> THE PROBLEM: Gather all lines with the word "page" in them.

[Items listed in a dataset]

::::::::

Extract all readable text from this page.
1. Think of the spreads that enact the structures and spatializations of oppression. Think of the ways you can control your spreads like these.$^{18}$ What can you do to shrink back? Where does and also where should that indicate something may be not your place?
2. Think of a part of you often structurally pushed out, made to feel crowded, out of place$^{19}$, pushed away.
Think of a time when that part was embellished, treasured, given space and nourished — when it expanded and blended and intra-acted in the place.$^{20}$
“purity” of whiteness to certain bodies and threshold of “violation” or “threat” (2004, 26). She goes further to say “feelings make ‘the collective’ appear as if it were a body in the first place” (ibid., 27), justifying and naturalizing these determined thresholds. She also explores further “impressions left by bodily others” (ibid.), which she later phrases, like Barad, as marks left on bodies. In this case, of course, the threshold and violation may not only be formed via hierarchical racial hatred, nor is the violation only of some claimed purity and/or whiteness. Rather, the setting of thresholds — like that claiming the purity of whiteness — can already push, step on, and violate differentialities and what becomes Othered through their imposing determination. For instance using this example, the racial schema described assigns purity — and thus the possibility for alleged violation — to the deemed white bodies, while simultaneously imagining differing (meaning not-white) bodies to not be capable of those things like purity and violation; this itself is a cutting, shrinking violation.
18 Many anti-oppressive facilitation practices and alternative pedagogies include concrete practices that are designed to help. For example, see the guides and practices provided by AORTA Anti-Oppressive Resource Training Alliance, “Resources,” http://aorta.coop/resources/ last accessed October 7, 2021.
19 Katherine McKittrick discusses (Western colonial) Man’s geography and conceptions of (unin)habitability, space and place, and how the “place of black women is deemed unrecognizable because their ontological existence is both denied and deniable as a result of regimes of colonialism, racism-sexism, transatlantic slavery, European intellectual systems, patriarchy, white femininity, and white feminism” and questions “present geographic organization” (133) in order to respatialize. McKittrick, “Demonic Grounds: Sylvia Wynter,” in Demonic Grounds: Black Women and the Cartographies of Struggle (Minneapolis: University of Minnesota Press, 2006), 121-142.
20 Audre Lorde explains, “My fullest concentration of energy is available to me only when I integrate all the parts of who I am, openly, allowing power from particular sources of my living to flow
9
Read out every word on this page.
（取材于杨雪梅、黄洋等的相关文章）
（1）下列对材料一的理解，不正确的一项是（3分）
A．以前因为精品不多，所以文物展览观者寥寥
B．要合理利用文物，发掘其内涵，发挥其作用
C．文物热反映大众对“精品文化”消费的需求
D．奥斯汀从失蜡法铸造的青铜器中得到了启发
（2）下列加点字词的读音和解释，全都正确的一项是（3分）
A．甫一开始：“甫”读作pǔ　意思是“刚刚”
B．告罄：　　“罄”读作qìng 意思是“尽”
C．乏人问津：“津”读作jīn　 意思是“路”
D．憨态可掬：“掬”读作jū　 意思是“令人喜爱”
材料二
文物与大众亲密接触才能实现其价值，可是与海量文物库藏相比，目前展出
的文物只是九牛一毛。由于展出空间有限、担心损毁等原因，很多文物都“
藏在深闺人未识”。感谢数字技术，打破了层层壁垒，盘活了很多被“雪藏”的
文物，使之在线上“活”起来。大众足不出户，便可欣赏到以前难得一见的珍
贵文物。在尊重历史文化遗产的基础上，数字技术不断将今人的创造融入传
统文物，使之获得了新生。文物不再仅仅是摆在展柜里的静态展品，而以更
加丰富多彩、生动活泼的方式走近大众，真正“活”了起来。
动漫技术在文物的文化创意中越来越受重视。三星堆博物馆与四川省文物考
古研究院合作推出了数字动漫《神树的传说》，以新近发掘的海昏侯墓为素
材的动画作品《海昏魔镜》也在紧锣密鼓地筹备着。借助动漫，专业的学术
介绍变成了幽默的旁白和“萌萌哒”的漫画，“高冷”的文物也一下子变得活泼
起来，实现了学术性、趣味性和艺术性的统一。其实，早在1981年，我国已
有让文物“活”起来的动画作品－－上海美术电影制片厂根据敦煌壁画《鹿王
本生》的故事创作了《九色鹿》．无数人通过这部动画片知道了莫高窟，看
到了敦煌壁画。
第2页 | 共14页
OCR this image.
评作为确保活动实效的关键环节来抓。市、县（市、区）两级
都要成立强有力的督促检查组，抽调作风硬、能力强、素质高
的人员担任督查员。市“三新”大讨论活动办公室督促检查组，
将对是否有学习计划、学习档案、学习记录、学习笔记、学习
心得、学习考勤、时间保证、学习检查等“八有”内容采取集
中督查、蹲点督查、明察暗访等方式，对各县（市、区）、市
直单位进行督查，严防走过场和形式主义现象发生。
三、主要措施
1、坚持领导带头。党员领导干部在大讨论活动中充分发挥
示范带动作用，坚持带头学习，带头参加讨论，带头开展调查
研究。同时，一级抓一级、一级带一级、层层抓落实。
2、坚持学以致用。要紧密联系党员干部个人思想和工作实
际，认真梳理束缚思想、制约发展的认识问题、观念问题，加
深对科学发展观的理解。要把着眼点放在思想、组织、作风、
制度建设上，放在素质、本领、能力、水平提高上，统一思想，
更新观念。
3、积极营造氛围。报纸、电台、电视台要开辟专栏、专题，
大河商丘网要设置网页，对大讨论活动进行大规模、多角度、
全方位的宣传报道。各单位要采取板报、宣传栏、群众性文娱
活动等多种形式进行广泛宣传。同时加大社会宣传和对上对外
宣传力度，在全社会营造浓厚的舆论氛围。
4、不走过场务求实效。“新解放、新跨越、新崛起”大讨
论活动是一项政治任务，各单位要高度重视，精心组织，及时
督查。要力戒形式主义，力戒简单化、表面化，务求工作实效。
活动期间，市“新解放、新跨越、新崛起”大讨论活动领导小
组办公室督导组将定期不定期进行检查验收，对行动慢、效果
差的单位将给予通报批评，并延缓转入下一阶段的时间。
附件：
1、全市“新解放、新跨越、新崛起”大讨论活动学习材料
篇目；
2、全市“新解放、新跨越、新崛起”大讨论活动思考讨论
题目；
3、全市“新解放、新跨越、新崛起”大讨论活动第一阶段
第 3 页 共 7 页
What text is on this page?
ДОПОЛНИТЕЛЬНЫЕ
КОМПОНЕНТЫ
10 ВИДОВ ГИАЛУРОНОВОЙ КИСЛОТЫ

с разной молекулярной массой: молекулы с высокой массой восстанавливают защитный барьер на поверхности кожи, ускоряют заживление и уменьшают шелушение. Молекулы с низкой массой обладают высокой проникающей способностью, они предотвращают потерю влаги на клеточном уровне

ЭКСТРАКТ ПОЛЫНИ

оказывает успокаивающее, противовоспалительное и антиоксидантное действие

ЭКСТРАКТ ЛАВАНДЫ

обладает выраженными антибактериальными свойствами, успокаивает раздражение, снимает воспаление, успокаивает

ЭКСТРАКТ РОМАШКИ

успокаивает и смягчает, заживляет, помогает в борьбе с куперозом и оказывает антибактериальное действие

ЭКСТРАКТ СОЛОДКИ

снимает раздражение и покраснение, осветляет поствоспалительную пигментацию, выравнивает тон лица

::::::::

> EXERCISE SOLUTION:
Extract all readable text from this page.
Read out every word on this page.
What text is on this page?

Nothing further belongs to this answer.